[Directive] Find the word "vyanjan" in the listing; pull out each line holding it.

(Chart and figure data)

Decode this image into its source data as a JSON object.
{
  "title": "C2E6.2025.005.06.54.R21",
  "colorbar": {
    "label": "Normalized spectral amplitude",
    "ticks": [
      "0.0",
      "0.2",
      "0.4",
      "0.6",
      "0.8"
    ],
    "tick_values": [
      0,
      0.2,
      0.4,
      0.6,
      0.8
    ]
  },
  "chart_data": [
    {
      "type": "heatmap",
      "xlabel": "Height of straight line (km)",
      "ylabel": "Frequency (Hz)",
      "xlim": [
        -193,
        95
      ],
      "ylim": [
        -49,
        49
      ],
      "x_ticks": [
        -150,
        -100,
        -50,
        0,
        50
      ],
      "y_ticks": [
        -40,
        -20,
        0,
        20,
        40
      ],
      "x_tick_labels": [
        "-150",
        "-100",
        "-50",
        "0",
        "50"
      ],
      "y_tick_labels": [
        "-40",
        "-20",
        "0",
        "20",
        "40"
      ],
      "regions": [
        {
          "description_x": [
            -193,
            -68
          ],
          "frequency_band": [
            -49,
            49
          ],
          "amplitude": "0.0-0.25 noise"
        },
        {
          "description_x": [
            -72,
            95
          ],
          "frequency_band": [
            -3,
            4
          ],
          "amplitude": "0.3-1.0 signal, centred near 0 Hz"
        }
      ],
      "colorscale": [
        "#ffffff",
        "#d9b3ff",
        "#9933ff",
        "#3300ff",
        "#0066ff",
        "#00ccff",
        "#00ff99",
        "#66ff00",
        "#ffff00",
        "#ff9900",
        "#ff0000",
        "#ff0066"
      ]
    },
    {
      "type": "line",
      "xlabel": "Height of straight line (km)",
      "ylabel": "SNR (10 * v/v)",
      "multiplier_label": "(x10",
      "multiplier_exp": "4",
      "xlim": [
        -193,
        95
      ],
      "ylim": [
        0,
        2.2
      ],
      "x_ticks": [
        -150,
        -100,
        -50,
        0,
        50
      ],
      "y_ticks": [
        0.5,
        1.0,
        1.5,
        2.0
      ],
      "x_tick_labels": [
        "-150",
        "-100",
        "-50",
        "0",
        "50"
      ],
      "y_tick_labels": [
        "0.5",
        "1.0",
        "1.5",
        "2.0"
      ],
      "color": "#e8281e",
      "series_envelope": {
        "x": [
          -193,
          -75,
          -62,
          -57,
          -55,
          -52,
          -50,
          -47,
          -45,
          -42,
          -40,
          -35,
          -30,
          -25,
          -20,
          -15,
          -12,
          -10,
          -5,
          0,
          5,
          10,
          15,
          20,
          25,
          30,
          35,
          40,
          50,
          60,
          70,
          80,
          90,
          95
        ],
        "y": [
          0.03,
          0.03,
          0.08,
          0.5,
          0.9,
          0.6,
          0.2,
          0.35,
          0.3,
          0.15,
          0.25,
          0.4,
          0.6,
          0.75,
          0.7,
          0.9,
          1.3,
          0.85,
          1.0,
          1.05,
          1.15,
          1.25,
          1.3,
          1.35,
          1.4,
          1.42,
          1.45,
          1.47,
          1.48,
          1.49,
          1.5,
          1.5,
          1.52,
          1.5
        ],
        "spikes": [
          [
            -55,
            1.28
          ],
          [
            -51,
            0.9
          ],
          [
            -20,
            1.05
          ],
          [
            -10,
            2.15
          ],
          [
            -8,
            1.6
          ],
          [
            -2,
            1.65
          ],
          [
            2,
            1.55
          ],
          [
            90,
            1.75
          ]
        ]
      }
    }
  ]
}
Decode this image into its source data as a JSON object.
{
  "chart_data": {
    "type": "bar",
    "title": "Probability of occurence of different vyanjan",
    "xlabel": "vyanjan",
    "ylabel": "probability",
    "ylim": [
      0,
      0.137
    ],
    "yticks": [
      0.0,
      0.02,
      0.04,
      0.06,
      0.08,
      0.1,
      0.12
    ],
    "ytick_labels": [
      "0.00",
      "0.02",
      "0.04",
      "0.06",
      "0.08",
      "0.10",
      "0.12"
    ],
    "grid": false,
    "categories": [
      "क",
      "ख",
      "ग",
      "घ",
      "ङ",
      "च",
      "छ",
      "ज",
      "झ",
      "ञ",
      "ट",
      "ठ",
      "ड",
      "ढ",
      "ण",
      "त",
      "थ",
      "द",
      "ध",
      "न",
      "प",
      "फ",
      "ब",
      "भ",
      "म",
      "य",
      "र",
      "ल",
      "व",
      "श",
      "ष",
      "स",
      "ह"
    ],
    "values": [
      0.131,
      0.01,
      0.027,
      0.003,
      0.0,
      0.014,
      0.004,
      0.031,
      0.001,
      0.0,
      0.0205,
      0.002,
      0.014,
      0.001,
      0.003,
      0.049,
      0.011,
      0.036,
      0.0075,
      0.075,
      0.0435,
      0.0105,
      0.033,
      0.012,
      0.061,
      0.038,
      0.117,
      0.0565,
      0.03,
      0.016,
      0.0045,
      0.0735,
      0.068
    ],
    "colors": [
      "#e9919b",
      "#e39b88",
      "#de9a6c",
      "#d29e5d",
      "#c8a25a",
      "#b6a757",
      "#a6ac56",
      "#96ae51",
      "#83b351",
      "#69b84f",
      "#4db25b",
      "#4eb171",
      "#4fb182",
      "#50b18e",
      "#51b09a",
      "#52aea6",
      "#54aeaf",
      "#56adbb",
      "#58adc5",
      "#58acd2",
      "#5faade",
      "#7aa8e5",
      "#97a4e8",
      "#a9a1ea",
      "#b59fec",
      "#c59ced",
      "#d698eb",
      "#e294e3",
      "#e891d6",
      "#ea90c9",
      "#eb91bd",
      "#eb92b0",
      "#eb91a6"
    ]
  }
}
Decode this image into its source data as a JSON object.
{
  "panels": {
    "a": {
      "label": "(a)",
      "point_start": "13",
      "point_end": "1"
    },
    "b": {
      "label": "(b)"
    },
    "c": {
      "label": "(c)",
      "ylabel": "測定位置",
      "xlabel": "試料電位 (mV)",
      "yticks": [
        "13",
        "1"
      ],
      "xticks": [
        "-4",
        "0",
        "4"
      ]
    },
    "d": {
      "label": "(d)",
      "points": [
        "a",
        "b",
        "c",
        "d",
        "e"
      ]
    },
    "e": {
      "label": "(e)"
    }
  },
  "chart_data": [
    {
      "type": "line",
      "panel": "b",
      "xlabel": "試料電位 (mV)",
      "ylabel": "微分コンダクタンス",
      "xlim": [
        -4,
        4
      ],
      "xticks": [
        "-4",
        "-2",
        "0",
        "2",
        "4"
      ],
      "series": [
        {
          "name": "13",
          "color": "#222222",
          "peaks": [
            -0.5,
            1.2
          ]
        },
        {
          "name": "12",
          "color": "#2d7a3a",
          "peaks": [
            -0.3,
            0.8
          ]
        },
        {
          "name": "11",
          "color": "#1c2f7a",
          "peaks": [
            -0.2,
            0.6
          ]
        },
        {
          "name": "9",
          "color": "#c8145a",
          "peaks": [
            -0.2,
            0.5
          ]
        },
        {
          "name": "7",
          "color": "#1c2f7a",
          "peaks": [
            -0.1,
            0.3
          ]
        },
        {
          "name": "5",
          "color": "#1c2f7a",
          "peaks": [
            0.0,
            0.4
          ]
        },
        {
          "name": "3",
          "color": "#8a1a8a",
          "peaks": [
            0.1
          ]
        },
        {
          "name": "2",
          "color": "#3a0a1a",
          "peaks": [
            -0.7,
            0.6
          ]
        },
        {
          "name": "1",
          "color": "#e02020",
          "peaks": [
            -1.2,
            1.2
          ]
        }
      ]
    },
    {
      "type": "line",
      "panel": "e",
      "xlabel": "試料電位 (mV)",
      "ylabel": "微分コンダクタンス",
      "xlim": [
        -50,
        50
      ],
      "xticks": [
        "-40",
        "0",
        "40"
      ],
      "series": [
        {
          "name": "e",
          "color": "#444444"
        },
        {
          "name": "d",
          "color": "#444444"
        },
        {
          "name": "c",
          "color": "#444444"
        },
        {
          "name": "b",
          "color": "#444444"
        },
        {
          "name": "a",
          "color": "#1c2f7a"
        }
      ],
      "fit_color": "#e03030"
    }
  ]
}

[Exercise result]
    "title": "Probability of occurence of different vyanjan",
    "xlabel": "vyanjan",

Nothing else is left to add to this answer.